====== DOCUMENT ======

My Father's Tears and Other Stories Cover

Synopses & Reviews

Publisher Comments:

John Updike's first collection of new short fiction since the year 2000, My Father's Tears finds the author in a valedictory mood as he mingles narratives of his native Pennsylvania with stories of New England suburbia and of foreign travel.

"Personal Archaeology" considers life as a sequence of half-buried layers, and "The Full Glass" distills a lifetime's happiness into one brimming moment of an old man's bedtime routine. High-school class reunions, in "The Walk with Elizanne" and "The Road Home," restore their hero to youth's commonwealth where, as the narrator of the title story confides, "the self I value is stored, however infrequently I check on its condition." Exotic locales encountered in the journeys of adulthood include Morocco, Florida, Spain, Italy, and India. The territory of childhood, with its fundamental, formative mysteries, is explored in "The Guardians," "The Laughter of the Gods," and "Kinderszenen." Love's fumblings among the bourgeoisie yield the tart comedy of "Free, Delicate Wives," "The Apparition," and "Outage."

====== GIVEN DATA ======

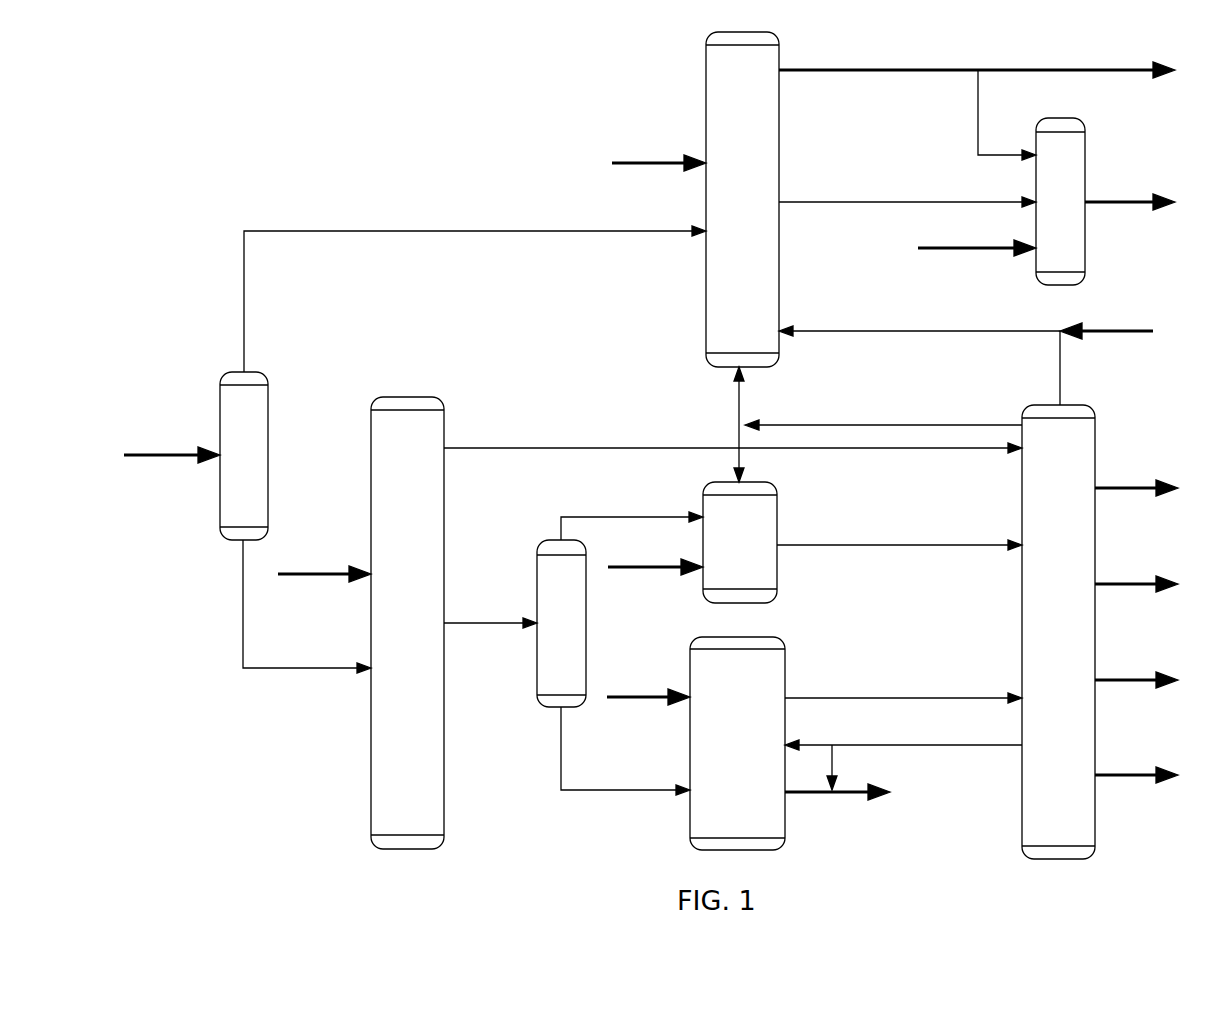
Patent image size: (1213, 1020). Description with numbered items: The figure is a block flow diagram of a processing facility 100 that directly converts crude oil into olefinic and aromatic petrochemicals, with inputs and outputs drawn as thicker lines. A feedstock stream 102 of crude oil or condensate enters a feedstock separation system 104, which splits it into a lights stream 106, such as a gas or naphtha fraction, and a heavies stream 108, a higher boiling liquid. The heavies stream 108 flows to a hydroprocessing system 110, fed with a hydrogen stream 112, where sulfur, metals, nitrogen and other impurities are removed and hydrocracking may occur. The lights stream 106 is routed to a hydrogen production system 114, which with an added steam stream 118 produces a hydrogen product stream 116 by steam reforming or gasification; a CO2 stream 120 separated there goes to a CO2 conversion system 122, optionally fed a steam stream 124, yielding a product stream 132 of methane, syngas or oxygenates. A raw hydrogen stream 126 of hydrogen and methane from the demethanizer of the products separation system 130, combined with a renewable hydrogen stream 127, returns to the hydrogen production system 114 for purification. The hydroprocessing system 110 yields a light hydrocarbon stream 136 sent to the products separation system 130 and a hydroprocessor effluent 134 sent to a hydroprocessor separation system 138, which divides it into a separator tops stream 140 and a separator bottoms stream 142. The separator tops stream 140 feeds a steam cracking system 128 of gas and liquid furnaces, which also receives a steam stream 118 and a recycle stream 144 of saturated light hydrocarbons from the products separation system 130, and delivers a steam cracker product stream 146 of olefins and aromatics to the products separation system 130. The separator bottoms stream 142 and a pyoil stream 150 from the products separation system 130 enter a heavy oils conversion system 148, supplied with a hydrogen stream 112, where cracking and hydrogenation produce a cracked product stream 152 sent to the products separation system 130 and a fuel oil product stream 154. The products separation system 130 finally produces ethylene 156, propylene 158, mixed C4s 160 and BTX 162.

The processing facility 100 is at (312, 95).
The feedstock stream 102 is at (173, 455).
The feedstock separation system 104 is at (268, 420).
The lights stream 106 is at (468, 231).
The heavies stream 108 is at (303, 668).
The hydroprocessing system 110 is at (371, 778).
The hydrogen stream 112 is at (325, 574).
The hydrogen production system 114 is at (779, 128).
The hydrogen product stream 116 is at (880, 70).
The steam stream 118 is at (652, 163).
The CO2 stream 120 is at (895, 202).
The CO2 conversion system 122 is at (1085, 168).
The steam stream 124 is at (965, 248).
The raw hydrogen stream 126 is at (1060, 365).
The renewable hydrogen stream 127 is at (1118, 331).
The steam cracking system 128 is at (777, 568).
The products separation system 130 is at (1095, 440).
The product stream 132 is at (1130, 202).
The hydroprocessor effluent 134 is at (490, 623).
The light hydrocarbon stream 136 is at (598, 448).
The hydroprocessor separation system 138 is at (537, 658).
The separator tops stream 140 is at (632, 517).
The separator bottoms stream 142 is at (618, 790).
The recycle stream 144 is at (888, 425).
The steam cracker product stream 146 is at (900, 545).
The heavy oils conversion system 148 is at (785, 672).
The pyoil stream 150 is at (950, 745).
The cracked product stream 152 is at (905, 698).
The fuel oil product stream 154 is at (845, 792).
The ethylene 156 is at (1130, 488).
The propylene 158 is at (1130, 584).
The mixed C4s 160 is at (1130, 680).
The BTX 162 is at (1130, 775).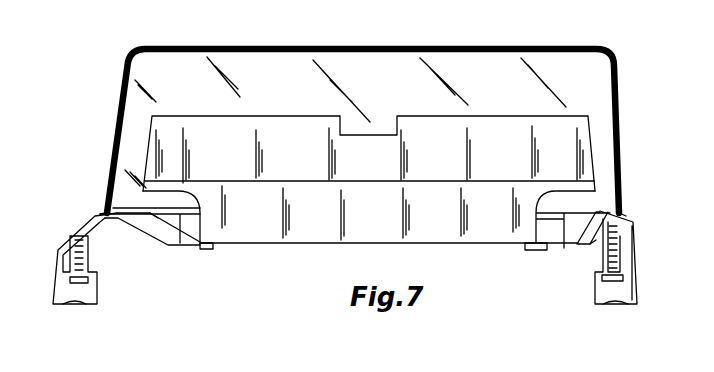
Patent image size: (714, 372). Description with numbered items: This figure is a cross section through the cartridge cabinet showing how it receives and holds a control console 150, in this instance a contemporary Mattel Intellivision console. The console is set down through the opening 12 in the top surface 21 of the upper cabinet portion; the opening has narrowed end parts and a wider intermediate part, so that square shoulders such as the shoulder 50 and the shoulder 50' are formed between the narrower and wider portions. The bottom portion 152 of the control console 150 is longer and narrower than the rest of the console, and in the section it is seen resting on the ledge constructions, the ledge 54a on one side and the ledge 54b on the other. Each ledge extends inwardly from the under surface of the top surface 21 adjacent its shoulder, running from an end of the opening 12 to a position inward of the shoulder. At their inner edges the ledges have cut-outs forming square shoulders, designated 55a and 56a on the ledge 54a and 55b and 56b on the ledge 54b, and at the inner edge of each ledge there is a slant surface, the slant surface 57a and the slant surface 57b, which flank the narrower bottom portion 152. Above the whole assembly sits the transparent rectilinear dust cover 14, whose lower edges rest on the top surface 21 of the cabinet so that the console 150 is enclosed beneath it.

The transparent rectilinear dust cover 14 is at (452, 46).
The control console 150 is at (478, 110).
The lower portion of the control console 152 is at (308, 232).
The opening 12 is at (158, 209).
The square shoulder 50' is at (183, 219).
The square shoulder 50 is at (543, 219).
The top surface 21 is at (118, 207).
The slant surface 57b is at (155, 228).
The square shoulder 56b is at (193, 251).
The square shoulder 55b is at (208, 247).
The ledge construction 54b is at (167, 258).
The slant surface 57a is at (586, 242).
The square shoulder 56a is at (542, 250).
The square shoulder 55a is at (523, 248).
The ledge construction 54a is at (494, 253).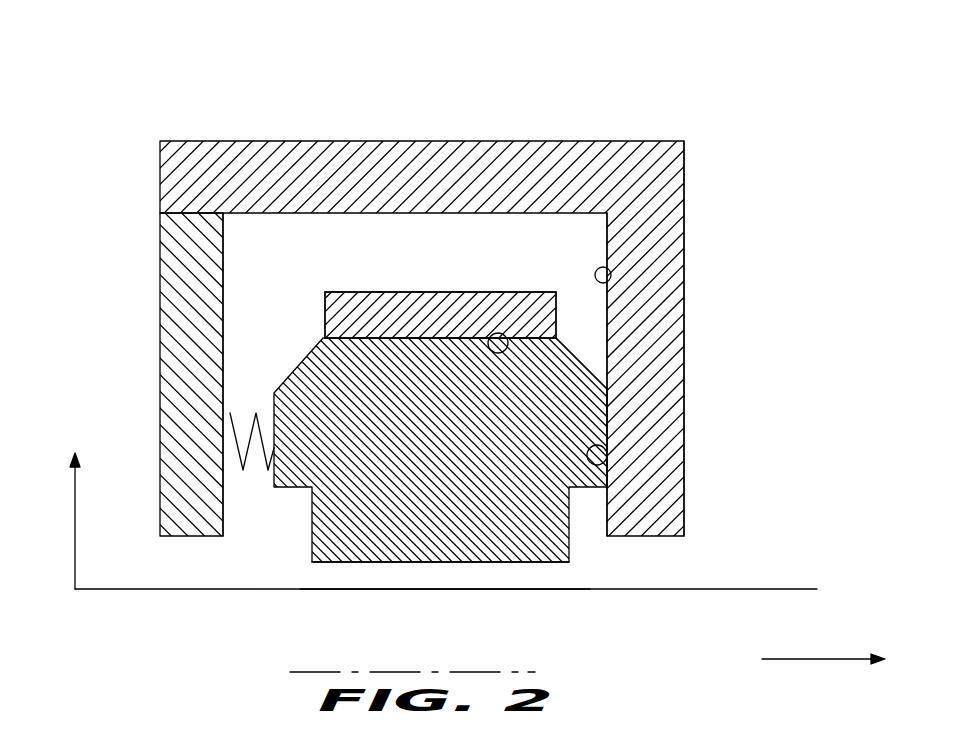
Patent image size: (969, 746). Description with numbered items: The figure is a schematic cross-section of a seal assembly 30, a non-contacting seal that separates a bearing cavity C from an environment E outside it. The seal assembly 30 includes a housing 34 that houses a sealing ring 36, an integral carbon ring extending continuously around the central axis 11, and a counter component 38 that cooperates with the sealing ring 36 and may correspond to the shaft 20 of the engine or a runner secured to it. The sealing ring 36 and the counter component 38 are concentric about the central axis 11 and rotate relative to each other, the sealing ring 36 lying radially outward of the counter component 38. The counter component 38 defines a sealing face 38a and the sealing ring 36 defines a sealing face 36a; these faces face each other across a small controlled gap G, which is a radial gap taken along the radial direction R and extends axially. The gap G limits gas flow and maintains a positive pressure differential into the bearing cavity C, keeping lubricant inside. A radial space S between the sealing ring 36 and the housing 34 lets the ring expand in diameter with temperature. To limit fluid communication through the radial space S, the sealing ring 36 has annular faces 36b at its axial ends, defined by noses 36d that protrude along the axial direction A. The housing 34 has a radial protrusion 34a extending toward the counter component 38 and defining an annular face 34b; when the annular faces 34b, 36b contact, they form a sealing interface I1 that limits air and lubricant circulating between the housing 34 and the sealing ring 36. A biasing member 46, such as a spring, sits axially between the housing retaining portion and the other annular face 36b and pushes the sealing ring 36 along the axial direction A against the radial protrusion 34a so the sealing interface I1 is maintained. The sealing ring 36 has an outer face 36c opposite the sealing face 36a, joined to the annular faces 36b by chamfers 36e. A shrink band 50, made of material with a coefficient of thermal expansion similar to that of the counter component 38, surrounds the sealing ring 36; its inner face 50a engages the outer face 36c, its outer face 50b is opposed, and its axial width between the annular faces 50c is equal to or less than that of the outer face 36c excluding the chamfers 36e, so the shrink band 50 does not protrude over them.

The seal assembly 30 is at (710, 104).
The housing 34 is at (668, 227).
The radial protrusion 34a is at (684, 356).
The annular face 34b is at (160, 300).
The sealing ring 36 is at (340, 512).
The sealing face 36a is at (330, 563).
The annular faces 36b is at (272, 480).
The outer face 36c is at (508, 333).
The noses 36d is at (596, 418).
The chamfers 36e is at (576, 360).
The biasing member 46 is at (252, 370).
The shrink band 50 is at (354, 278).
The inner face 50a is at (467, 340).
The outer face 50b is at (335, 292).
The annular faces 50c is at (325, 322).
The shaft 20 is at (446, 554).
The counter component 38 is at (760, 589).
The sealing face 38a is at (400, 590).
The central axis 11 is at (372, 670).
The radial direction R is at (75, 527).
The axial direction A is at (817, 659).
The gap G is at (552, 582).
The sealing interface I1 is at (586, 524).
The environment E is at (86, 243).
The radial space S is at (425, 257).
The bearing cavity C is at (828, 393).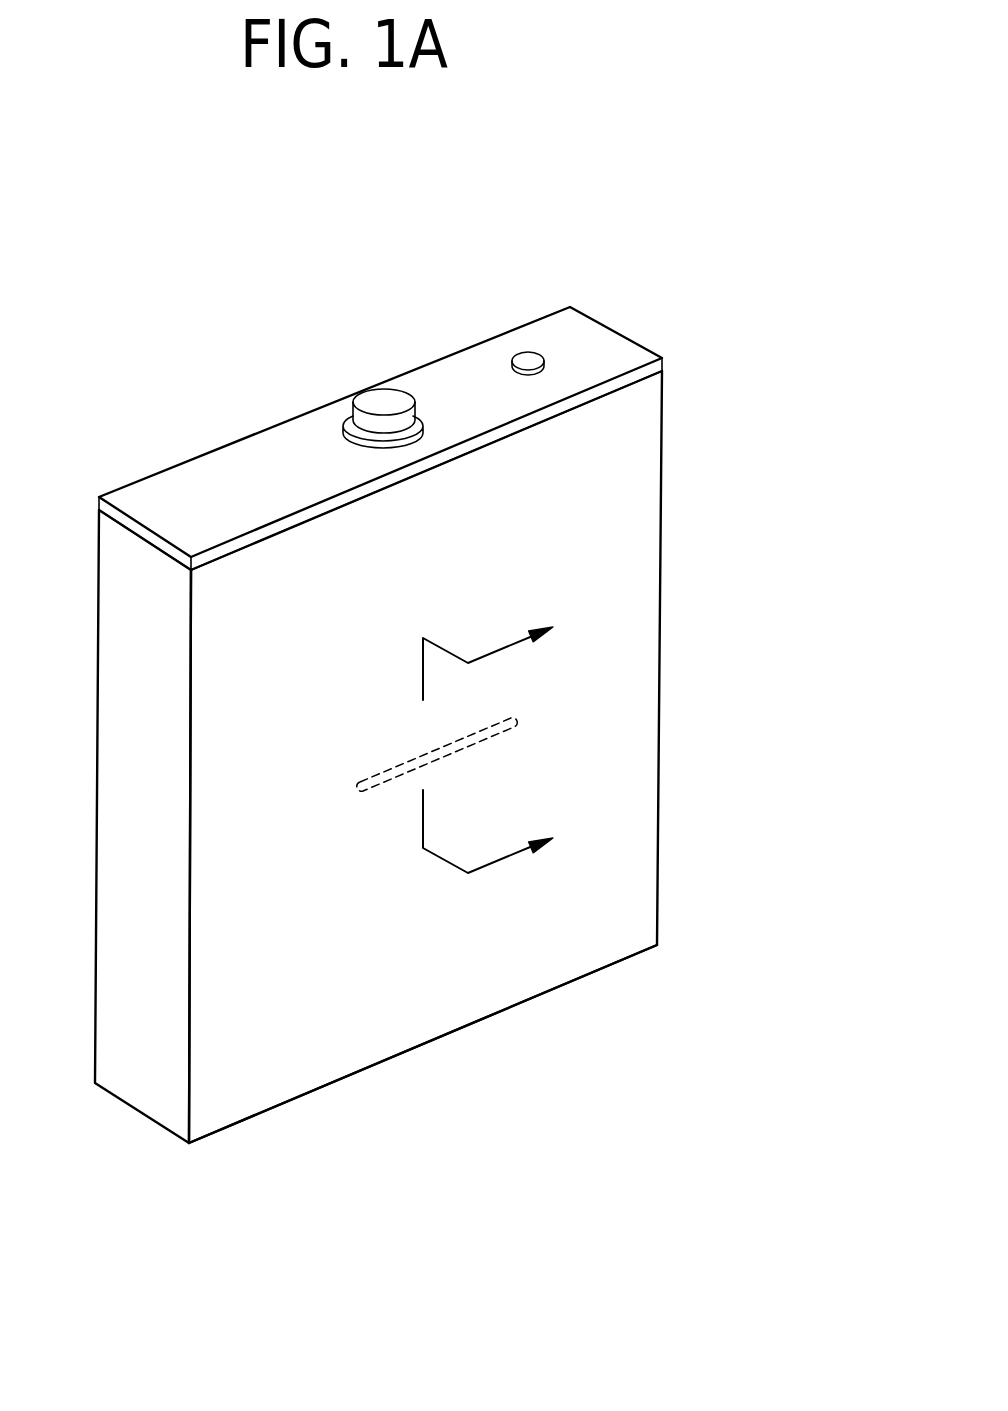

======

### TO BE DONE
**A.** In the publisher blurb for My Father's Tears, since what year is this Updike's first collection of new short fiction?
**B.** Edit everything from "My Father's Tears and" down to "of foreign travel." in the publisher blurb for My Father's Tears, swapping "valedictory" for "reflective".
**C.** Which places does the publisher blurb for My Father's Tears list as exotic locales met in the journeys of adulthood?

### SOLUTIONS TO THE PROBLEMS
**A.** Since the year 2000.

**B.**
My Father's Tears and Other Stories Cover

Synopses & Reviews

Publisher Comments:

John Updike's first collection of new short fiction since the year 2000, My Father's Tears finds the author in a reflective mood as he mingles narratives of his native Pennsylvania with stories of New England suburbia and of foreign travel.

**C.** Morocco, Florida, Spain, Italy, India